**THE EXERCISE**
The records below must be written out exactly, with every picture left behind.

[Start]

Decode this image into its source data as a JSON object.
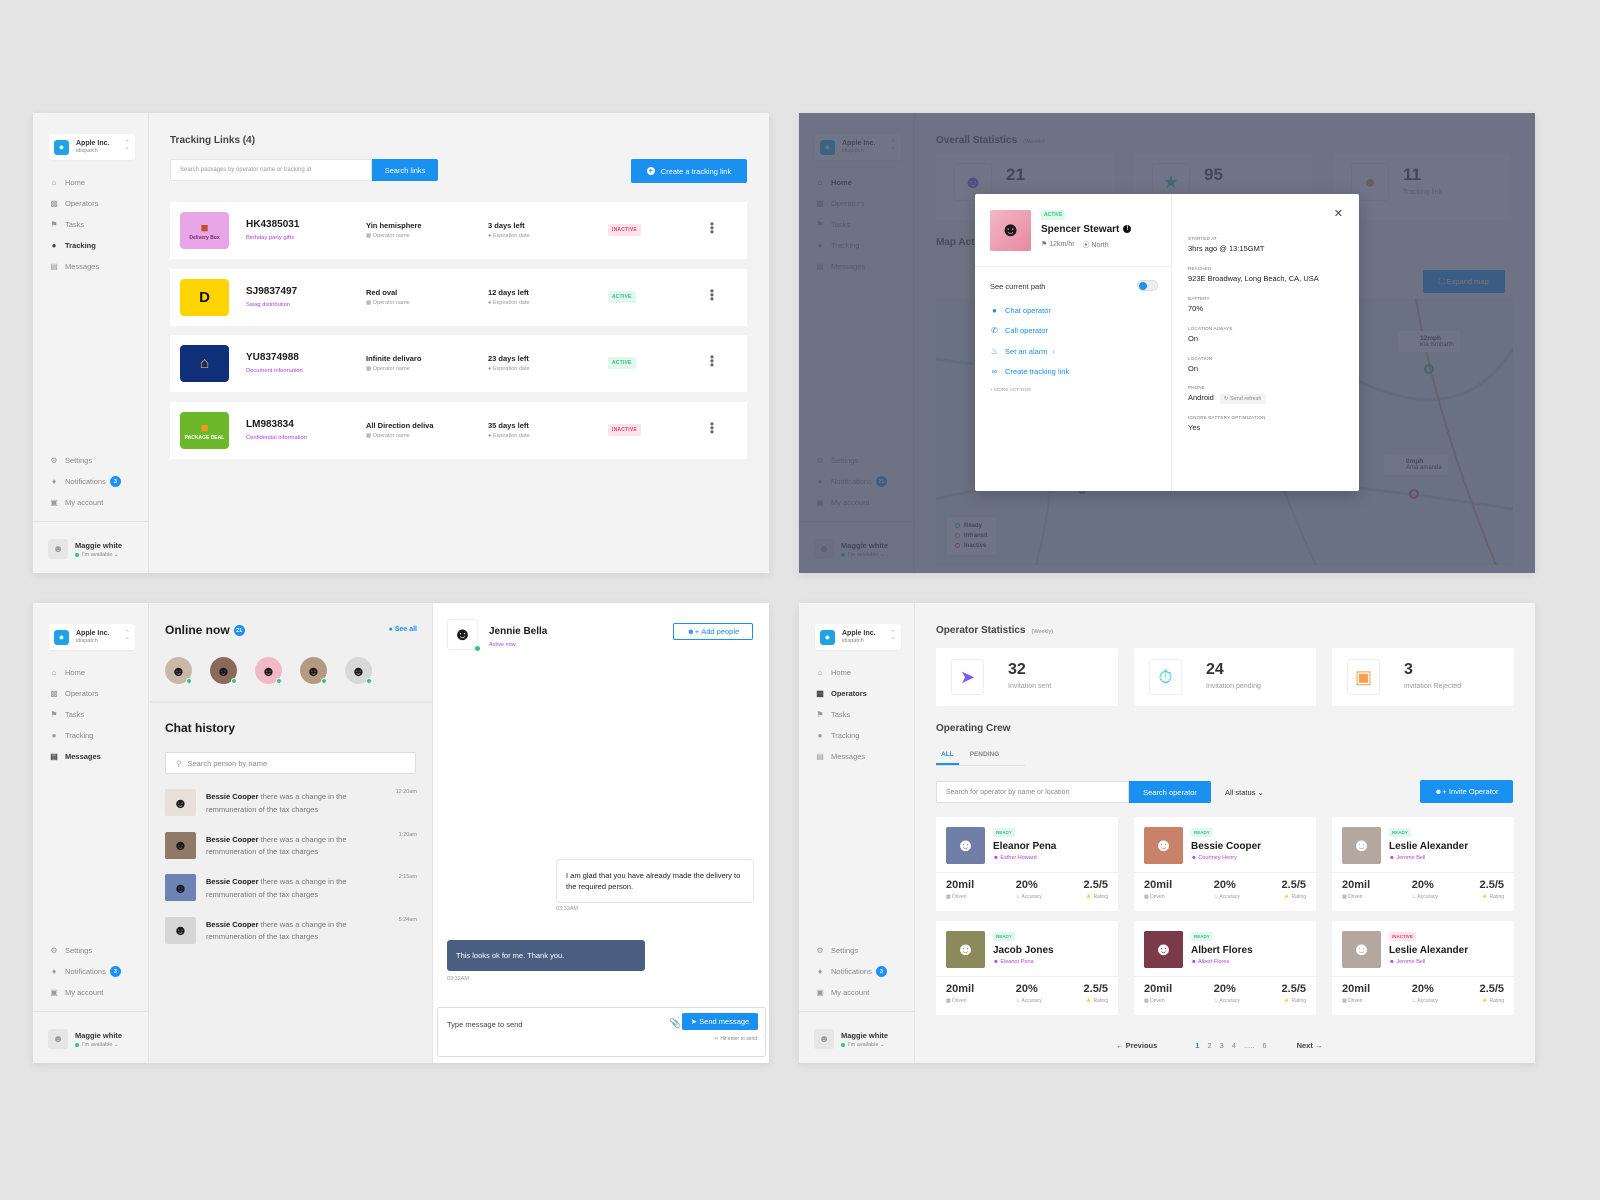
{
  "sidebar": {
    "org_name": "Apple Inc.",
    "org_sub": "idispatch",
    "nav": [
      "Home",
      "Operators",
      "Tasks",
      "Tracking",
      "Messages"
    ],
    "bottom": [
      "Settings",
      "Notifications",
      "My account"
    ],
    "user_name": "Maggie white",
    "user_status": "I'm available",
    "notifications_count_default": "3",
    "notifications_count_dimmed": "21"
  },
  "tracking": {
    "title": "Tracking Links (4)",
    "search_placeholder": "Search packages by operator name or tracking id",
    "search_button": "Search links",
    "create_button": "Create a tracking link",
    "rows": [
      {
        "logo_text": "Delivery Box",
        "id": "HK4385031",
        "sub": "Birthday party gifts",
        "operator": "Yin hemisphere",
        "operator_label": "Operator name",
        "days": "3 days left",
        "days_label": "Expiration date",
        "status": "INACTIVE"
      },
      {
        "logo_text": "D",
        "id": "SJ9837497",
        "sub": "Swag distribution",
        "operator": "Red oval",
        "operator_label": "Operator name",
        "days": "12 days left",
        "days_label": "Expiration date",
        "status": "ACTIVE"
      },
      {
        "logo_text": "",
        "id": "YU8374988",
        "sub": "Document information",
        "operator": "Infinite delivaro",
        "operator_label": "Operator name",
        "days": "23 days left",
        "days_label": "Expiration date",
        "status": "ACTIVE"
      },
      {
        "logo_text": "PACKAGE DEAL",
        "id": "LM983834",
        "sub": "Confidential information",
        "operator": "All Direction deliva",
        "operator_label": "Operator name",
        "days": "35 days left",
        "days_label": "Expiration date",
        "status": "INACTIVE"
      }
    ]
  },
  "dashboard": {
    "title": "Overall Statistics",
    "weekly": "(Weekly)",
    "stats": [
      {
        "value": "21",
        "label": ""
      },
      {
        "value": "95",
        "label": ""
      },
      {
        "value": "11",
        "label": "Tracking link"
      }
    ],
    "map_title": "Map Act",
    "expand_map": "Expand map",
    "map_popups": [
      {
        "speed": "12mph",
        "name": "Kia Ismbarth"
      },
      {
        "speed": "0mph",
        "name": "Ama amanda"
      }
    ],
    "legend": [
      "Ready",
      "Intransit",
      "Inactive"
    ]
  },
  "modal": {
    "status": "ACTIVE",
    "name": "Spencer Stewart",
    "speed": "12km/hr",
    "direction": "North",
    "see_path": "See current path",
    "actions": [
      "Chat operator",
      "Call operator",
      "Set an alarm",
      "Create tracking link"
    ],
    "more_actions": "+ MORE ACTIONS",
    "details": [
      {
        "label": "STARTED AT",
        "value": "3hrs ago @ 13:15GMT"
      },
      {
        "label": "REACHED",
        "value": "923E Broadway, Long Beach, CA, USA"
      },
      {
        "label": "BATTERY",
        "value": "70%"
      },
      {
        "label": "LOCATION ALWAYS",
        "value": "On"
      },
      {
        "label": "LOCATION",
        "value": "On"
      },
      {
        "label": "PHONE",
        "value": "Android"
      },
      {
        "label": "IGNORE BATTERY OPTIMIZATION",
        "value": "Yes"
      }
    ],
    "send_refresh": "Send refresh"
  },
  "chat": {
    "online_title": "Online now",
    "online_count": "21",
    "see_all": "See all",
    "history_title": "Chat history",
    "search_placeholder": "Search person by name",
    "items": [
      {
        "name": "Bessie Cooper",
        "text": "there was a change in the remmuneration of the tax charges",
        "time": "12:20am"
      },
      {
        "name": "Bessie Cooper",
        "text": "there was a change in the remmuneration of the tax charges",
        "time": "1:20am"
      },
      {
        "name": "Bessie Cooper",
        "text": "there was a change in the remmuneration of the tax charges",
        "time": "2:15am"
      },
      {
        "name": "Bessie Cooper",
        "text": "there was a change in the remmuneration of the tax charges",
        "time": "5:24am"
      }
    ],
    "contact_name": "Jennie Bella",
    "contact_status": "Active now",
    "add_people": "Add people",
    "messages": [
      {
        "text": "I am glad that you have already made the delivery to the required person.",
        "time": "03:32AM"
      },
      {
        "text": "This looks ok for me. Thank you.",
        "time": "03:32AM"
      }
    ],
    "composer_placeholder": "Type message to send",
    "send_button": "Send message",
    "hint": "Hit enter to send"
  },
  "operators": {
    "title": "Operator Statistics",
    "weekly": "(Weekly)",
    "stats": [
      {
        "value": "32",
        "label": "Invitation sent"
      },
      {
        "value": "24",
        "label": "Invitation pending"
      },
      {
        "value": "3",
        "label": "invitation Rejected"
      }
    ],
    "crew_title": "Operating Crew",
    "tabs": [
      "ALL",
      "PENDING"
    ],
    "search_placeholder": "Search for operator by name or location",
    "search_button": "Search operator",
    "status_filter": "All status",
    "invite_button": "Invite Operator",
    "cards": [
      {
        "status": "READY",
        "name": "Eleanor Pena",
        "sub": "Esther Howard",
        "driven": "20mil",
        "accuracy": "20%",
        "rating": "2.5/5"
      },
      {
        "status": "READY",
        "name": "Bessie Cooper",
        "sub": "Courtney Henry",
        "driven": "20mil",
        "accuracy": "20%",
        "rating": "2.5/5"
      },
      {
        "status": "READY",
        "name": "Leslie Alexander",
        "sub": "Jerome Bell",
        "driven": "20mil",
        "accuracy": "20%",
        "rating": "2.5/5"
      },
      {
        "status": "READY",
        "name": "Jacob Jones",
        "sub": "Eleanor Pena",
        "driven": "20mil",
        "accuracy": "20%",
        "rating": "2.5/5"
      },
      {
        "status": "READY",
        "name": "Albert Flores",
        "sub": "Albert Flores",
        "driven": "20mil",
        "accuracy": "20%",
        "rating": "2.5/5"
      },
      {
        "status": "INACTIVE",
        "name": "Leslie Alexander",
        "sub": "Jerome Bell",
        "driven": "20mil",
        "accuracy": "20%",
        "rating": "2.5/5"
      }
    ],
    "metric_labels": [
      "Driven",
      "Accuracy",
      "Rating"
    ],
    "pagination": {
      "previous": "Previous",
      "pages": [
        "1",
        "2",
        "3",
        "4",
        ".....",
        "6"
      ],
      "next": "Next"
    }
  }
}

[End]

**OUTPUT OF THE TASK**
Decode this image into its source data as a JSON object.
{
  "sidebar": {
    "org_name": "Apple Inc.",
    "org_sub": "idispatch",
    "nav": [
      "Home",
      "Operators",
      "Tasks",
      "Tracking",
      "Messages"
    ],
    "bottom": [
      "Settings",
      "Notifications",
      "My account"
    ],
    "user_name": "Maggie white",
    "user_status": "I'm available",
    "notifications_count_default": "3",
    "notifications_count_dimmed": "21"
  },
  "tracking": {
    "title": "Tracking Links (4)",
    "search_placeholder": "Search packages by operator name or tracking id",
    "search_button": "Search links",
    "create_button": "Create a tracking link",
    "rows": [
      {
        "logo_text": "Delivery Box",
        "id": "HK4385031",
        "sub": "Birthday party gifts",
        "operator": "Yin hemisphere",
        "operator_label": "Operator name",
        "days": "3 days left",
        "days_label": "Expiration date",
        "status": "INACTIVE"
      },
      {
        "logo_text": "D",
        "id": "SJ9837497",
        "sub": "Swag distribution",
        "operator": "Red oval",
        "operator_label": "Operator name",
        "days": "12 days left",
        "days_label": "Expiration date",
        "status": "ACTIVE"
      },
      {
        "logo_text": "",
        "id": "YU8374988",
        "sub": "Document information",
        "operator": "Infinite delivaro",
        "operator_label": "Operator name",
        "days": "23 days left",
        "days_label": "Expiration date",
        "status": "ACTIVE"
      },
      {
        "logo_text": "PACKAGE DEAL",
        "id": "LM983834",
        "sub": "Confidential information",
        "operator": "All Direction deliva",
        "operator_label": "Operator name",
        "days": "35 days left",
        "days_label": "Expiration date",
        "status": "INACTIVE"
      }
    ]
  },
  "dashboard": {
    "title": "Overall Statistics",
    "weekly": "(Weekly)",
    "stats": [
      {
        "value": "21",
        "label": ""
      },
      {
        "value": "95",
        "label": ""
      },
      {
        "value": "11",
        "label": "Tracking link"
      }
    ],
    "map_title": "Map Act",
    "expand_map": "Expand map",
    "map_popups": [
      {
        "speed": "12mph",
        "name": "Kia Ismbarth"
      },
      {
        "speed": "0mph",
        "name": "Ama amanda"
      }
    ],
    "legend": [
      "Ready",
      "Intransit",
      "Inactive"
    ]
  },
  "modal": {
    "status": "ACTIVE",
    "name": "Spencer Stewart",
    "speed": "12km/hr",
    "direction": "North",
    "see_path": "See current path",
    "actions": [
      "Chat operator",
      "Call operator",
      "Set an alarm",
      "Create tracking link"
    ],
    "more_actions": "+ MORE ACTIONS",
    "details": [
      {
        "label": "STARTED AT",
        "value": "3hrs ago @ 13:15GMT"
      },
      {
        "label": "REACHED",
        "value": "923E Broadway, Long Beach, CA, USA"
      },
      {
        "label": "BATTERY",
        "value": "70%"
      },
      {
        "label": "LOCATION ALWAYS",
        "value": "On"
      },
      {
        "label": "LOCATION",
        "value": "On"
      },
      {
        "label": "PHONE",
        "value": "Android"
      },
      {
        "label": "IGNORE BATTERY OPTIMIZATION",
        "value": "Yes"
      }
    ],
    "send_refresh": "Send refresh"
  },
  "chat": {
    "online_title": "Online now",
    "online_count": "21",
    "see_all": "See all",
    "history_title": "Chat history",
    "search_placeholder": "Search person by name",
    "items": [
      {
        "name": "Bessie Cooper",
        "text": "there was a change in the remmuneration of the tax charges",
        "time": "12:20am"
      },
      {
        "name": "Bessie Cooper",
        "text": "there was a change in the remmuneration of the tax charges",
        "time": "1:20am"
      },
      {
        "name": "Bessie Cooper",
        "text": "there was a change in the remmuneration of the tax charges",
        "time": "2:15am"
      },
      {
        "name": "Bessie Cooper",
        "text": "there was a change in the remmuneration of the tax charges",
        "time": "5:24am"
      }
    ],
    "contact_name": "Jennie Bella",
    "contact_status": "Active now",
    "add_people": "Add people",
    "messages": [
      {
        "text": "I am glad that you have already made the delivery to the required person.",
        "time": "03:32AM"
      },
      {
        "text": "This looks ok for me. Thank you.",
        "time": "03:32AM"
      }
    ],
    "composer_placeholder": "Type message to send",
    "send_button": "Send message",
    "hint": "Hit enter to send"
  },
  "operators": {
    "title": "Operator Statistics",
    "weekly": "(Weekly)",
    "stats": [
      {
        "value": "32",
        "label": "Invitation sent"
      },
      {
        "value": "24",
        "label": "Invitation pending"
      },
      {
        "value": "3",
        "label": "invitation Rejected"
      }
    ],
    "crew_title": "Operating Crew",
    "tabs": [
      "ALL",
      "PENDING"
    ],
    "search_placeholder": "Search for operator by name or location",
    "search_button": "Search operator",
    "status_filter": "All status",
    "invite_button": "Invite Operator",
    "cards": [
      {
        "status": "READY",
        "name": "Eleanor Pena",
        "sub": "Esther Howard",
        "driven": "20mil",
        "accuracy": "20%",
        "rating": "2.5/5"
      },
      {
        "status": "READY",
        "name": "Bessie Cooper",
        "sub": "Courtney Henry",
        "driven": "20mil",
        "accuracy": "20%",
        "rating": "2.5/5"
      },
      {
        "status": "READY",
        "name": "Leslie Alexander",
        "sub": "Jerome Bell",
        "driven": "20mil",
        "accuracy": "20%",
        "rating": "2.5/5"
      },
      {
        "status": "READY",
        "name": "Jacob Jones",
        "sub": "Eleanor Pena",
        "driven": "20mil",
        "accuracy": "20%",
        "rating": "2.5/5"
      },
      {
        "status": "READY",
        "name": "Albert Flores",
        "sub": "Albert Flores",
        "driven": "20mil",
        "accuracy": "20%",
        "rating": "2.5/5"
      },
      {
        "status": "INACTIVE",
        "name": "Leslie Alexander",
        "sub": "Jerome Bell",
        "driven": "20mil",
        "accuracy": "20%",
        "rating": "2.5/5"
      }
    ],
    "metric_labels": [
      "Driven",
      "Accuracy",
      "Rating"
    ],
    "pagination": {
      "previous": "Previous",
      "pages": [
        "1",
        "2",
        "3",
        "4",
        ".....",
        "6"
      ],
      "next": "Next"
    }
  }
}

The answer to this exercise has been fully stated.